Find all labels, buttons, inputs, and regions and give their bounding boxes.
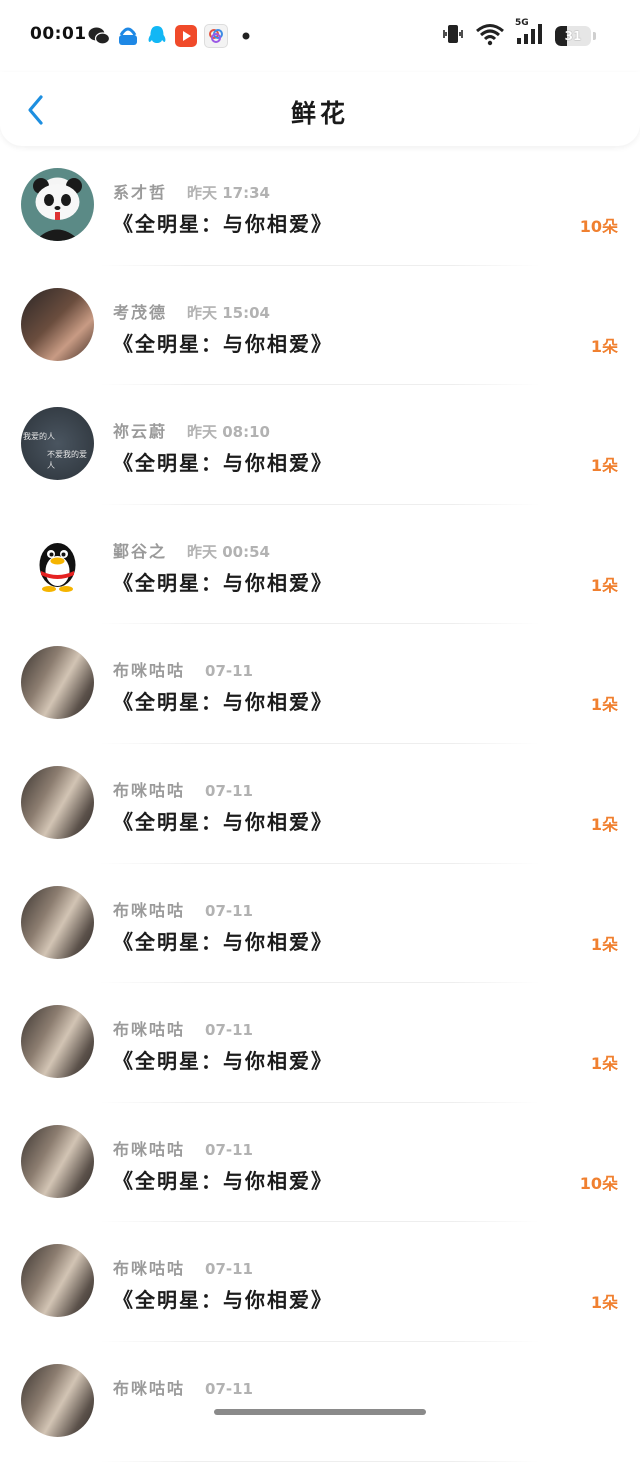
sender-name[interactable]: 布咪咕咕 <box>113 1255 185 1279</box>
sender-info: 布咪咕咕 07-11 <box>113 1136 253 1160</box>
list-item[interactable]: 系才哲 昨天 17:34 《全明星：与你相爱》 10朵 <box>0 146 640 266</box>
gift-time: 昨天 15:04 <box>187 303 270 322</box>
sender-info: 布咪咕咕 07-11 <box>113 1255 253 1279</box>
avatar[interactable] <box>21 1363 94 1437</box>
flower-count: 1朵 <box>590 1054 618 1074</box>
avatar[interactable] <box>21 1005 94 1079</box>
qq-icon <box>146 25 168 47</box>
list-item[interactable]: 我爱的人 不爱我的爱人 祢云蔚 昨天 08:10 《全明星：与你相爱》 1朵 <box>0 385 640 505</box>
gift-time: 昨天 08:10 <box>187 423 270 442</box>
sender-name[interactable]: 考茂德 <box>113 299 167 323</box>
list-item[interactable]: 布咪咕咕 07-11 《全明星：与你相爱》 1朵 <box>0 1222 640 1342</box>
gift-time: 昨天 00:54 <box>187 542 270 561</box>
gift-title: 《全明星：与你相爱》 <box>113 451 333 476</box>
sender-name[interactable]: 祢云蔚 <box>113 418 167 442</box>
sender-info: 考茂德 昨天 15:04 <box>113 299 270 323</box>
list-item[interactable]: 布咪咕咕 07-11 《全明星：与你相爱》 10朵 <box>0 1103 640 1223</box>
list-item[interactable]: 布咪咕咕 07-11 《全明星：与你相爱》 1朵 <box>0 864 640 984</box>
vibrate-icon <box>441 22 465 50</box>
gift-time: 07-11 <box>205 1260 253 1279</box>
avatar[interactable] <box>21 526 94 600</box>
sender-name[interactable]: 布咪咕咕 <box>113 1016 185 1040</box>
sender-info: 布咪咕咕 07-11 <box>113 657 253 681</box>
gift-time: 昨天 17:34 <box>187 184 270 202</box>
status-time: 00:01 <box>30 24 87 44</box>
notification-icons <box>88 24 257 48</box>
sender-info: 系才哲 昨天 17:34 <box>113 179 270 203</box>
list-item[interactable]: 布咪咕咕 07-11 <box>0 1342 640 1462</box>
avatar[interactable] <box>21 168 94 241</box>
gift-title: 《全明星：与你相爱》 <box>113 1049 333 1074</box>
gift-title: 《全明星：与你相爱》 <box>113 212 333 236</box>
video-app-icon <box>175 25 197 47</box>
app-store-icon <box>117 25 139 47</box>
avatar[interactable] <box>21 1124 94 1198</box>
list-item[interactable]: 考茂德 昨天 15:04 《全明星：与你相爱》 1朵 <box>0 266 640 386</box>
gift-list: 系才哲 昨天 17:34 《全明星：与你相爱》 10朵 考茂德 昨天 15:04 《全明星：… <box>0 146 640 1462</box>
flower-count: 1朵 <box>590 1293 618 1313</box>
flower-count: 1朵 <box>590 934 618 954</box>
avatar-text: 我爱的人 <box>23 432 55 442</box>
gift-time: 07-11 <box>205 901 253 920</box>
dot-icon <box>235 25 257 47</box>
sender-info: 鄞谷之 昨天 00:54 <box>113 538 270 562</box>
sender-info: 布咪咕咕 07-11 <box>113 777 253 801</box>
gift-time: 07-11 <box>205 1140 253 1159</box>
sender-name[interactable]: 布咪咕咕 <box>113 1375 185 1399</box>
wifi-icon <box>475 22 505 50</box>
avatar[interactable] <box>21 885 94 959</box>
sender-name[interactable]: 布咪咕咕 <box>113 1136 185 1160</box>
gift-title: 《全明星：与你相爱》 <box>113 809 333 834</box>
signal-icon: 5G <box>515 18 545 50</box>
avatar[interactable]: 我爱的人不爱我的爱人 <box>21 407 94 481</box>
gift-title: 《全明星：与你相爱》 <box>113 690 333 715</box>
gift-time: 07-11 <box>205 1021 253 1040</box>
gift-title: 《全明星：与你相爱》 <box>113 1168 333 1193</box>
sender-name[interactable]: 布咪咕咕 <box>113 777 185 801</box>
flower-count: 10朵 <box>579 1173 618 1193</box>
sender-name[interactable]: 布咪咕咕 <box>113 657 185 681</box>
page-title: 鲜花 <box>290 99 349 128</box>
network-type: 5G <box>515 18 529 28</box>
flower-count: 1朵 <box>590 336 618 356</box>
home-indicator[interactable] <box>214 1409 426 1415</box>
sender-name[interactable]: 布咪咕咕 <box>113 897 185 921</box>
sender-info: 布咪咕咕 07-11 <box>113 1016 253 1040</box>
nav-bar: 鲜花 <box>0 72 640 146</box>
gift-time: 07-11 <box>205 1379 253 1398</box>
sender-name[interactable]: 系才哲 <box>113 179 167 203</box>
battery-level: 31 <box>564 29 582 43</box>
battery-icon: 31 <box>555 26 591 46</box>
sender-name[interactable]: 鄞谷之 <box>113 538 167 562</box>
sender-info: 祢云蔚 昨天 08:10 <box>113 418 270 442</box>
gift-title: 《全明星：与你相爱》 <box>113 570 333 595</box>
battery-cap <box>593 32 596 40</box>
wechat-icon <box>88 25 110 47</box>
gift-title: 《全明星：与你相爱》 <box>113 331 333 356</box>
list-item[interactable]: 布咪咕咕 07-11 《全明星：与你相爱》 1朵 <box>0 744 640 864</box>
sender-info: 布咪咕咕 07-11 <box>113 897 253 921</box>
avatar[interactable] <box>21 1244 94 1318</box>
flower-count: 1朵 <box>590 814 618 834</box>
gift-title: 《全明星：与你相爱》 <box>113 1288 333 1313</box>
flower-count: 1朵 <box>590 695 618 715</box>
list-item[interactable]: 布咪咕咕 07-11 《全明星：与你相爱》 1朵 <box>0 624 640 744</box>
divider <box>100 1460 540 1462</box>
gift-time: 07-11 <box>205 662 253 681</box>
avatar-text: 不爱我的爱人 <box>47 450 87 471</box>
gift-title: 《全明星：与你相爱》 <box>113 929 333 954</box>
list-item[interactable]: 布咪咕咕 07-11 《全明星：与你相爱》 1朵 <box>0 983 640 1103</box>
avatar[interactable] <box>21 765 94 839</box>
avatar[interactable] <box>21 646 94 720</box>
photo-app-icon <box>204 24 228 48</box>
list-item[interactable]: 鄞谷之 昨天 00:54 《全明星：与你相爱》 1朵 <box>0 505 640 625</box>
flower-count: 10朵 <box>579 217 618 236</box>
avatar[interactable] <box>21 287 94 361</box>
flower-count: 1朵 <box>590 456 618 476</box>
gift-time: 07-11 <box>205 781 253 800</box>
flower-count: 1朵 <box>590 575 618 595</box>
status-bar: 00:01 5G 31 <box>0 0 640 72</box>
sender-info: 布咪咕咕 07-11 <box>113 1375 253 1399</box>
status-right: 5G 31 <box>441 18 596 50</box>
+ + + + +
• Exercise directions
Express all of the material above as a JSON list of strings, one string per line, with blank lines skipped and the pictures left out.

• Output for this exercise
[
  "Find all labels, buttons, inputs, and regions and give their bounding boxes.",
  "sender-name[interactable]: 布咪咕咕 <box>113 1255 185 1279</box>",
  "sender-info: 布咪咕咕 07-11 <box>113 1136 253 1160</box>",
  "list-item[interactable]: 系才哲 昨天 17:34 《全明星：与你相爱》 10朵 <box>0 146 640 266</box>",
  "gift-time: 昨天 15:04 <box>187 303 270 322</box>",
  "sender-info: 布咪咕咕 07-11 <box>113 1255 253 1279</box>",
  "avatar[interactable] <box>21 1363 94 1437</box>",
  "flower-count: 1朵 <box>590 1054 618 1074</box>",
  "avatar[interactable] <box>21 1005 94 1079</box>",
  "qq-icon <box>146 25 168 47</box>",
  "list-item[interactable]: 我爱的人 不爱我的爱人 祢云蔚 昨天 08:10 《全明星：与你相爱》 1朵 <box>0 385 640 505</box>",
  "gift-time: 昨天 08:10 <box>187 423 270 442</box>",
  "sender-name[interactable]: 考茂德 <box>113 299 167 323</box>",
  "list-item[interactable]: 布咪咕咕 07-11 《全明星：与你相爱》 1朵 <box>0 1222 640 1342</box>",
  "gift-time: 昨天 00:54 <box>187 542 270 561</box>",
  "gift-title: 《全明星：与你相爱》 <box>113 451 333 476</box>",
  "sender-name[interactable]: 祢云蔚 <box>113 418 167 442</box>",
  "sender-info: 考茂德 昨天 15:04 <box>113 299 270 323</box>",
  "list-item[interactable]: 布咪咕咕 07-11 《全明星：与你相爱》 10朵 <box>0 1103 640 1223</box>",
  "list-item[interactable]: 布咪咕咕 07-11 《全明星：与你相爱》 1朵 <box>0 864 640 984</box>",
  "vibrate-icon <box>441 22 465 50</box>",
  "gift-time: 07-11 <box>205 1260 253 1279</box>",
  "avatar[interactable] <box>21 526 94 600</box>",
  "sender-name[interactable]: 布咪咕咕 <box>113 1016 185 1040</box>",
  "sender-info: 布咪咕咕 07-11 <box>113 657 253 681</box>",
  "gift-time: 昨天 17:34 <box>187 184 270 202</box>",
  "status-time: 00:01 <box>30 24 87 44</box>",
  "notification-icons <box>88 24 257 48</box>",
  "sender-info: 系才哲 昨天 17:34 <box>113 179 270 203</box>",
  "list-item[interactable]: 布咪咕咕 07-11 <box>0 1342 640 1462</box>",
  "avatar[interactable] <box>21 168 94 241</box>",
  "gift-title: 《全明星：与你相爱》 <box>113 1049 333 1074</box>",
  "gift-title: 《全明星：与你相爱》 <box>113 212 333 236</box>",
  "video-app-icon <box>175 25 197 47</box>",
  "app-store-icon <box>117 25 139 47</box>",
  "avatar[interactable] <box>21 1124 94 1198</box>",
  "list-item[interactable]: 考茂德 昨天 15:04 《全明星：与你相爱》 1朵 <box>0 266 640 386</box>",
  "gift-list: 系才哲 昨天 17:34 《全明星：与你相爱》 10朵 考茂德 昨天 15:04 《全明星：… <box>0 146 640 1462</box>",
  "flower-count: 1朵 <box>590 1293 618 1313</box>",
  "flower-count: 1朵 <box>590 934 618 954</box>",
  "avatar-text: 我爱的人 <box>23 432 55 442</box>",
  "gift-time: 07-11 <box>205 901 253 920</box>",
  "dot-icon <box>235 25 257 47</box>",
  "sender-info: 鄞谷之 昨天 00:54 <box>113 538 270 562</box>",
  "sender-info: 布咪咕咕 07-11 <box>113 777 253 801</box>",
  "gift-time: 07-11 <box>205 1140 253 1159</box>",
  "sender-name[interactable]: 布咪咕咕 <box>113 1375 185 1399</box>",
  "wifi-icon <box>475 22 505 50</box>",
  "avatar[interactable] <box>21 885 94 959</box>",
  "sender-name[interactable]: 布咪咕咕 <box>113 1136 185 1160</box>",
  "gift-title: 《全明星：与你相爱》 <box>113 809 333 834</box>",
  "signal-icon: 5G <box>515 18 545 50</box>",
  "avatar[interactable]: 我爱的人不爱我的爱人 <box>21 407 94 481</box>",
  "gift-title: 《全明星：与你相爱》 <box>113 690 333 715</box>",
  "gift-time: 07-11 <box>205 1021 253 1040</box>",
  "gift-title: 《全明星：与你相爱》 <box>113 1168 333 1193</box>",
  "sender-name[interactable]: 布咪咕咕 <box>113 777 185 801</box>",
  "flower-count: 10朵 <box>579 1173 618 1193</box>",
  "sender-name[interactable]: 布咪咕咕 <box>113 657 185 681</box>",
  "page-title: 鲜花 <box>290 99 349 128</box>",
  "network-type: 5G <box>515 18 529 28</box>",
  "flower-count: 1朵 <box>590 336 618 356</box>",
  "home-indicator[interactable] <box>214 1409 426 1415</box>",
  "sender-name[interactable]: 布咪咕咕 <box>113 897 185 921</box>",
  "sender-info: 布咪咕咕 07-11 <box>113 1016 253 1040</box>",
  "nav-bar: 鲜花 <box>0 72 640 146</box>",
  "gift-time: 07-11 <box>205 1379 253 1398</box>",
  "sender-name[interactable]: 系才哲 <box>113 179 167 203</box>",
  "battery-level: 31 <box>564 29 582 43</box>",
  "battery-icon: 31 <box>555 26 591 46</box>",
  "sender-name[interactable]: 鄞谷之 <box>113 538 167 562</box>",
  "sender-info: 祢云蔚 昨天 08:10 <box>113 418 270 442</box>",
  "gift-title: 《全明星：与你相爱》 <box>113 570 333 595</box>",
  "battery-cap <box>593 32 596 40</box>",
  "wechat-icon <box>88 25 110 47</box>",
  "gift-title: 《全明星：与你相爱》 <box>113 331 333 356</box>",
  "list-item[interactable]: 布咪咕咕 07-11 《全明星：与你相爱》 1朵 <box>0 744 640 864</box>",
  "sender-info: 布咪咕咕 07-11 <box>113 897 253 921</box>",
  "avatar[interactable] <box>21 1244 94 1318</box>",
  "flower-count: 1朵 <box>590 814 618 834</box>",
  "gift-title: 《全明星：与你相爱》 <box>113 1288 333 1313</box>",
  "flower-count: 1朵 <box>590 695 618 715</box>",
  "list-item[interactable]: 布咪咕咕 07-11 《全明星：与你相爱》 1朵 <box>0 624 640 744</box>",
  "divider <box>100 1460 540 1462</box>",
  "gift-time: 07-11 <box>205 662 253 681</box>",
  "avatar-text: 不爱我的爱人 <box>47 450 87 471</box>",
  "gift-title: 《全明星：与你相爱》 <box>113 929 333 954</box>",
  "list-item[interactable]: 布咪咕咕 07-11 《全明星：与你相爱》 1朵 <box>0 983 640 1103</box>",
  "avatar[interactable] <box>21 765 94 839</box>",
  "avatar[interactable] <box>21 646 94 720</box>",
  "photo-app-icon <box>204 24 228 48</box>",
  "list-item[interactable]: 鄞谷之 昨天 00:54 《全明星：与你相爱》 1朵 <box>0 505 640 625</box>",
  "flower-count: 10朵 <box>579 217 618 236</box>",
  "avatar[interactable] <box>21 287 94 361</box>",
  "flower-count: 1朵 <box>590 456 618 476</box>",
  "gift-time: 07-11 <box>205 781 253 800</box>",
  "flower-count: 1朵 <box>590 575 618 595</box>",
  "status-bar: 00:01 5G 31 <box>0 0 640 72</box>",
  "sender-info: 布咪咕咕 07-11 <box>113 1375 253 1399</box>",
  "status-right: 5G 31 <box>441 18 596 50</box>"
]